■ Dataset rows
## start

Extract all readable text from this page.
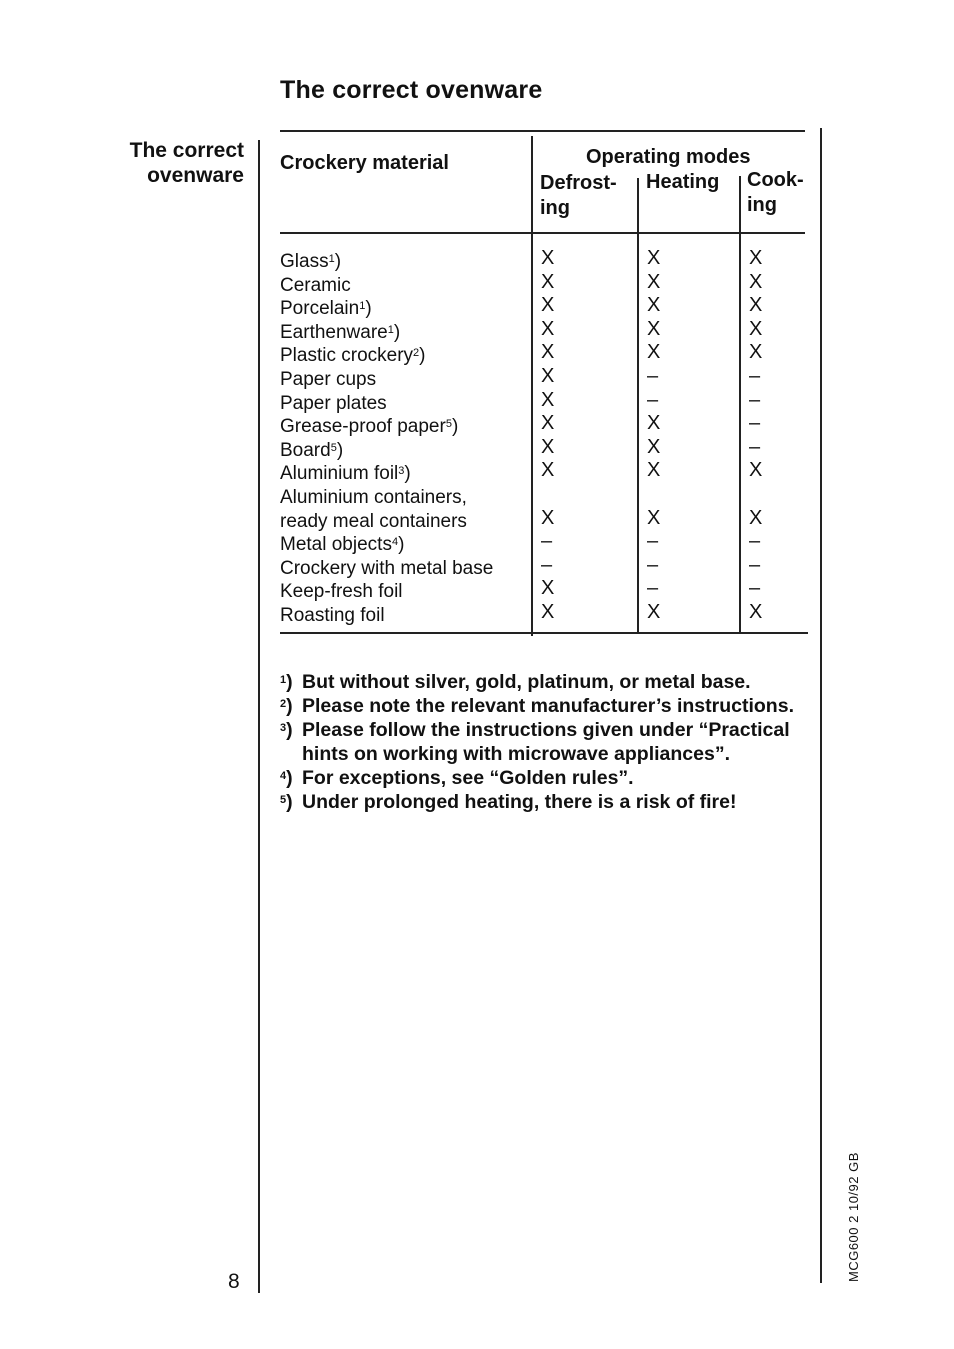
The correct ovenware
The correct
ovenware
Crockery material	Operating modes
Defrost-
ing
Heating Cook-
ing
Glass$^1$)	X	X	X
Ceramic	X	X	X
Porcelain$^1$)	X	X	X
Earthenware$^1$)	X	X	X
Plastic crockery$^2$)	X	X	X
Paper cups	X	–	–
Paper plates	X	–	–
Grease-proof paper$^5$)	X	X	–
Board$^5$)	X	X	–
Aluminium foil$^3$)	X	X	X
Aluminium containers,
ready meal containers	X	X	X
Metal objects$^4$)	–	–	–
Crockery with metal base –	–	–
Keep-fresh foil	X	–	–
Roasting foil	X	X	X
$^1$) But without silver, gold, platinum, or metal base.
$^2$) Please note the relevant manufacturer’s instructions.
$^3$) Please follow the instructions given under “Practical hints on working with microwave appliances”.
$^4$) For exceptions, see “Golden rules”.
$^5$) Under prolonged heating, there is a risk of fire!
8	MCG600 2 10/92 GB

## end
## start

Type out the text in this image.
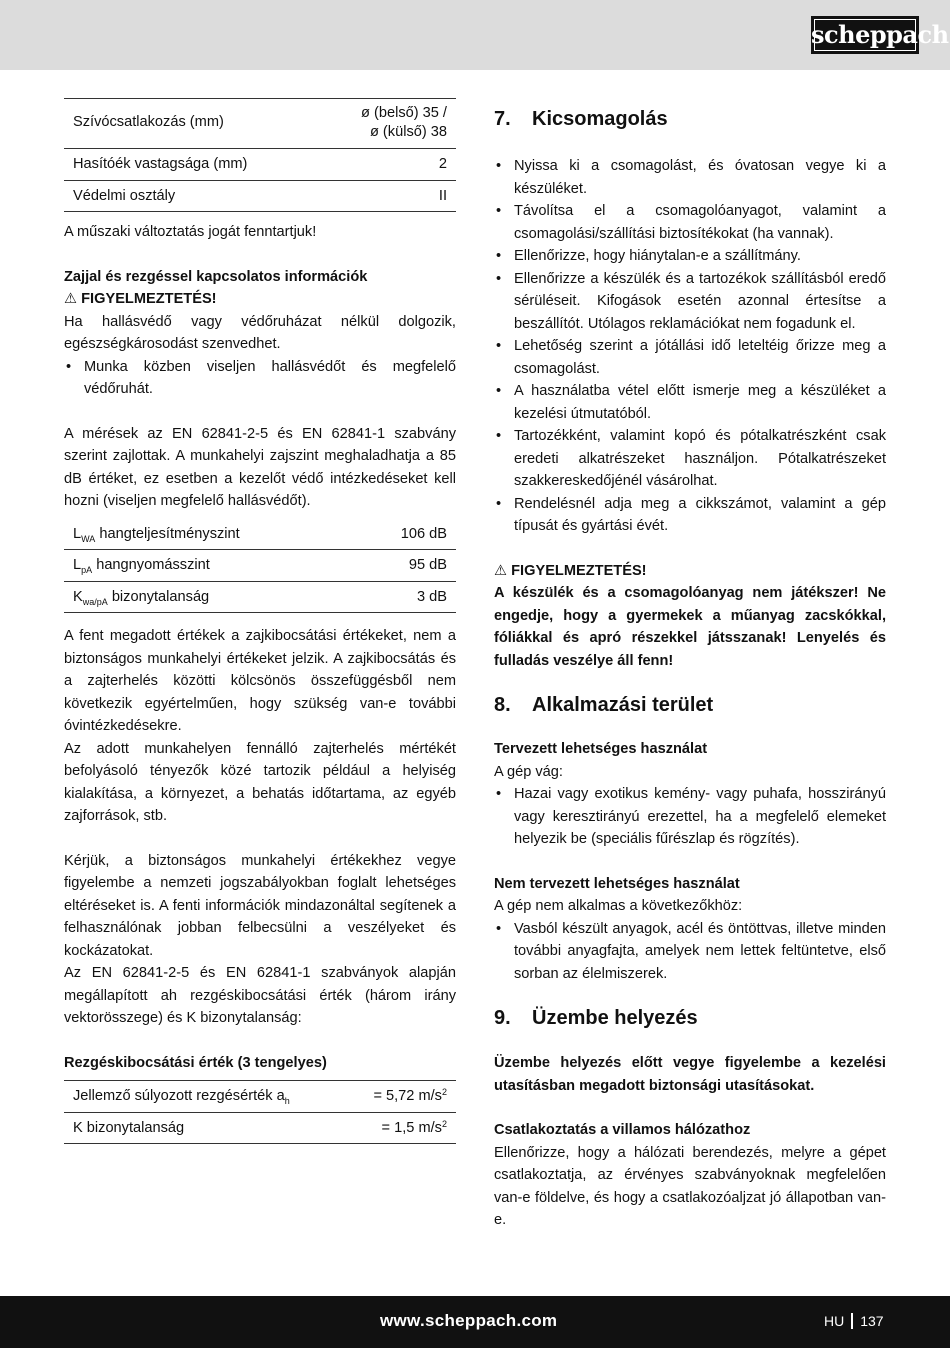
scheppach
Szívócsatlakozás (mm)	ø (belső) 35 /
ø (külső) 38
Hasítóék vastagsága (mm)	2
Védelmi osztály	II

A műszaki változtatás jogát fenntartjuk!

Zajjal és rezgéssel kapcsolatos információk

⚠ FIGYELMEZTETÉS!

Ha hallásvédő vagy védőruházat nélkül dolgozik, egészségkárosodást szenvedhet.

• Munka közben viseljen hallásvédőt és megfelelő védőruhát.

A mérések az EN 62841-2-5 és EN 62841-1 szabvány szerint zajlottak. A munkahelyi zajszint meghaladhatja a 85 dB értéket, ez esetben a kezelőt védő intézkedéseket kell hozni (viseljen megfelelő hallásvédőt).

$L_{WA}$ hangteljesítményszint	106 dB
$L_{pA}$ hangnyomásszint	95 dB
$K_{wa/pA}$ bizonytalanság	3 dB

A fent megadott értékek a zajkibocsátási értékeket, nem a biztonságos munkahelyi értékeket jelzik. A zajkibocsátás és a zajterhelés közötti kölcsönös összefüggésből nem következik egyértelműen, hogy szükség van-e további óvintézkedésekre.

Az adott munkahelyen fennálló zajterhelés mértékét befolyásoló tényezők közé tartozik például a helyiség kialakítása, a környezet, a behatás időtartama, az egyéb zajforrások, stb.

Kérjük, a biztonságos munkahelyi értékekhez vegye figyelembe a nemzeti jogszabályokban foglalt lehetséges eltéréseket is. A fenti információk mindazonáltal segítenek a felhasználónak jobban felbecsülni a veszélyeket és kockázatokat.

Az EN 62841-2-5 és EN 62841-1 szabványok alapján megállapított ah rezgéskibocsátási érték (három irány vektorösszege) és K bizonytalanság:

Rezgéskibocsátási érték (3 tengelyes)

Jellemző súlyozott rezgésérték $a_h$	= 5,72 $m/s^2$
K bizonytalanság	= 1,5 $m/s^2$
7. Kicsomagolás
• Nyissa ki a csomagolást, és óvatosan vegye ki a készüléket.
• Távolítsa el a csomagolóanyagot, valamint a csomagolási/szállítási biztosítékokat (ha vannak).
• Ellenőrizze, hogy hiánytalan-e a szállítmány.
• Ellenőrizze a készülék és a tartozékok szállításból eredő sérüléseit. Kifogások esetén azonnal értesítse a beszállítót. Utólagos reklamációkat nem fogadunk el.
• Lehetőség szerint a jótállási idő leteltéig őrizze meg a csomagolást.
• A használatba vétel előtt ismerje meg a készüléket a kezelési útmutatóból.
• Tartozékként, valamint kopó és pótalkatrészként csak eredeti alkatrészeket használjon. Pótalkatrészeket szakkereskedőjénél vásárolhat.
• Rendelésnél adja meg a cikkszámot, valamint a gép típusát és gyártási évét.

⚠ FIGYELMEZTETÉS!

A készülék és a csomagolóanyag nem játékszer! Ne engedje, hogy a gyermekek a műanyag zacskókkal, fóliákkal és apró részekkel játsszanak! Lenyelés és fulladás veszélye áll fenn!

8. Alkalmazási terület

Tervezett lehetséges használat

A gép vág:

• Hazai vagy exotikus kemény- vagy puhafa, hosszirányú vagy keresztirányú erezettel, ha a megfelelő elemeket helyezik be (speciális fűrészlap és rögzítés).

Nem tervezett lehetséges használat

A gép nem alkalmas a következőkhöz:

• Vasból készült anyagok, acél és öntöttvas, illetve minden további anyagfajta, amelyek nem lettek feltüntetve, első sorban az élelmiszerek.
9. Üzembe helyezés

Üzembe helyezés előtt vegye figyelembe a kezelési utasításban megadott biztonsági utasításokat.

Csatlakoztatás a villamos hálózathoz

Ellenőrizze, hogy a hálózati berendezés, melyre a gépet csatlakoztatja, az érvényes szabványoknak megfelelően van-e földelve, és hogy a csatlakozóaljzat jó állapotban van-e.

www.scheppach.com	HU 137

## end
## start

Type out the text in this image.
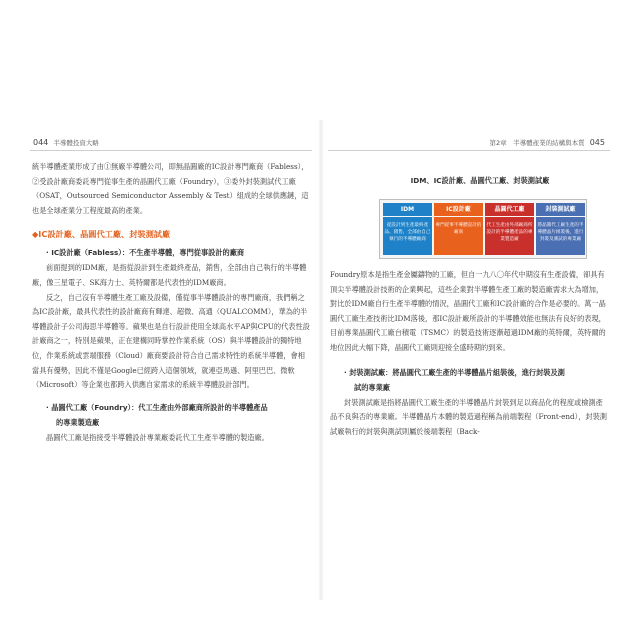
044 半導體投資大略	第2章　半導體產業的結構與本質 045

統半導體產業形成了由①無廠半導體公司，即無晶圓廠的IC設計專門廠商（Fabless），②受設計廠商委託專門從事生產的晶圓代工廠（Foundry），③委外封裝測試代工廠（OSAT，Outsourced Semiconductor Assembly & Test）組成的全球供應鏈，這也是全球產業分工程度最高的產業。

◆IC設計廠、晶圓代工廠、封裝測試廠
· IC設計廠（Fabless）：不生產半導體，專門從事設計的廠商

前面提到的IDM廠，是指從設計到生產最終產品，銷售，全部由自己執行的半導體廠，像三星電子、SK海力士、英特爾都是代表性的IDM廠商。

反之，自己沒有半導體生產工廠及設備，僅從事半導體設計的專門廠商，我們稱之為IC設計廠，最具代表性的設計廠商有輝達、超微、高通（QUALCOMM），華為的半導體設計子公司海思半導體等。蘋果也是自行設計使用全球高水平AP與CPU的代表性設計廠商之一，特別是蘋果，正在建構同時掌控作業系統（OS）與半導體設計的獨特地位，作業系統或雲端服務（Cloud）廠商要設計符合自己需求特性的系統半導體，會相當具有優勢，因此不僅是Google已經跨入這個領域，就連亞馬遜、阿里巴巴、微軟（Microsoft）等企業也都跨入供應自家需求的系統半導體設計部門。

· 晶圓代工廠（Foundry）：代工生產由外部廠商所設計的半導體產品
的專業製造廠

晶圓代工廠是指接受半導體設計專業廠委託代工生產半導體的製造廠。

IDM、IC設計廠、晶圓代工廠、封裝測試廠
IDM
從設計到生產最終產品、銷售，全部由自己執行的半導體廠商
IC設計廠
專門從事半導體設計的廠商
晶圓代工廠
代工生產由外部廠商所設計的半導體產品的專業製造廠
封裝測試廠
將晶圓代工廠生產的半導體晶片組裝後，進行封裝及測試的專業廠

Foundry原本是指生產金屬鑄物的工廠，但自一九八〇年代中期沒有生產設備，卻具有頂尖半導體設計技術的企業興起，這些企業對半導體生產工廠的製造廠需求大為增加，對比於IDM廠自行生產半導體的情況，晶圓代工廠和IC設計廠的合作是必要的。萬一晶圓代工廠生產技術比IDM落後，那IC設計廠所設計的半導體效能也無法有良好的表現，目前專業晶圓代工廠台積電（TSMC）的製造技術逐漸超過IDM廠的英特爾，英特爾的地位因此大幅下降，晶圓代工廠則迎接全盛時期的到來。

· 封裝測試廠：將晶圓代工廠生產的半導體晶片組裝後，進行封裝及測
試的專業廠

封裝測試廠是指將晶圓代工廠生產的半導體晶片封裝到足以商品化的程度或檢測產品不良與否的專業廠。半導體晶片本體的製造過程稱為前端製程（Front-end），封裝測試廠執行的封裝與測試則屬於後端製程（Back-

## end

Search the data for "készüléket" and list every line in which it occurs.

• Nyissa ki a csomagolást, és óvatosan vegye ki a készüléket.
• A használatba vétel előtt ismerje meg a készüléket a kezelési útmutatóból.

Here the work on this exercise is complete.